___ The records ___
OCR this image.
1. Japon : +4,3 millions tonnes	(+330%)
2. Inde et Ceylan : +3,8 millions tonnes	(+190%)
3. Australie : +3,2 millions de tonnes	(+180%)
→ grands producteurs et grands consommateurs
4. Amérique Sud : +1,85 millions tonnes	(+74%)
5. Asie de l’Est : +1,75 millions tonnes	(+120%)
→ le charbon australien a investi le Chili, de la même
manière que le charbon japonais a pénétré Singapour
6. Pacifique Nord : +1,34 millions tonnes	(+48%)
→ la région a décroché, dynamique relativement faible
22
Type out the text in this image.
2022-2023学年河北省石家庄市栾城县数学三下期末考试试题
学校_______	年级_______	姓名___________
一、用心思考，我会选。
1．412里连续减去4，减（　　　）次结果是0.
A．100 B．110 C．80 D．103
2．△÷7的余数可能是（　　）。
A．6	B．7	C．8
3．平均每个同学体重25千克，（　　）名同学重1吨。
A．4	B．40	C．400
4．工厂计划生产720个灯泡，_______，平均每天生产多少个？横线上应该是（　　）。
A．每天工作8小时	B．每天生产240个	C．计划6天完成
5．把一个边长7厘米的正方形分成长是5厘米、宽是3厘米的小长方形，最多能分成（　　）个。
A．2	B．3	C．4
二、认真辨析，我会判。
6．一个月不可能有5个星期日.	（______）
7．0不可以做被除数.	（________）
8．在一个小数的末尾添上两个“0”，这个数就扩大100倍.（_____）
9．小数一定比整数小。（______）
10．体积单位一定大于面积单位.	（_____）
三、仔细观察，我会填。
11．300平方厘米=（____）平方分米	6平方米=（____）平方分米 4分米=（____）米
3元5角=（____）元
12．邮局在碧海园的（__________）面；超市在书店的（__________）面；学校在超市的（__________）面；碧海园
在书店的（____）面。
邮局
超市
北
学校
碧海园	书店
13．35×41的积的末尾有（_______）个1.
___
# What is required:
Write the data out again in full and exactly.

# Written response:
OCR this image.
1. Japon : +4,3 millions tonnes	(+330%)
2. Inde et Ceylan : +3,8 millions tonnes	(+190%)
3. Australie : +3,2 millions de tonnes	(+180%)
→ grands producteurs et grands consommateurs
4. Amérique Sud : +1,85 millions tonnes	(+74%)
5. Asie de l’Est : +1,75 millions tonnes	(+120%)
→ le charbon australien a investi le Chili, de la même
manière que le charbon japonais a pénétré Singapour
6. Pacifique Nord : +1,34 millions tonnes	(+48%)
→ la région a décroché, dynamique relativement faible
22
Type out the text in this image.
2022-2023学年河北省石家庄市栾城县数学三下期末考试试题
学校_______	年级_______	姓名___________
一、用心思考，我会选。
1．412里连续减去4，减（　　　）次结果是0.
A．100 B．110 C．80 D．103
2．△÷7的余数可能是（　　）。
A．6	B．7	C．8
3．平均每个同学体重25千克，（　　）名同学重1吨。
A．4	B．40	C．400
4．工厂计划生产720个灯泡，_______，平均每天生产多少个？横线上应该是（　　）。
A．每天工作8小时	B．每天生产240个	C．计划6天完成
5．把一个边长7厘米的正方形分成长是5厘米、宽是3厘米的小长方形，最多能分成（　　）个。
A．2	B．3	C．4
二、认真辨析，我会判。
6．一个月不可能有5个星期日.	（______）
7．0不可以做被除数.	（________）
8．在一个小数的末尾添上两个“0”，这个数就扩大100倍.（_____）
9．小数一定比整数小。（______）
10．体积单位一定大于面积单位.	（_____）
三、仔细观察，我会填。
11．300平方厘米=（____）平方分米	6平方米=（____）平方分米 4分米=（____）米
3元5角=（____）元
12．邮局在碧海园的（__________）面；超市在书店的（__________）面；学校在超市的（__________）面；碧海园
在书店的（____）面。
邮局
超市
北
学校
碧海园	书店
13．35×41的积的末尾有（_______）个1.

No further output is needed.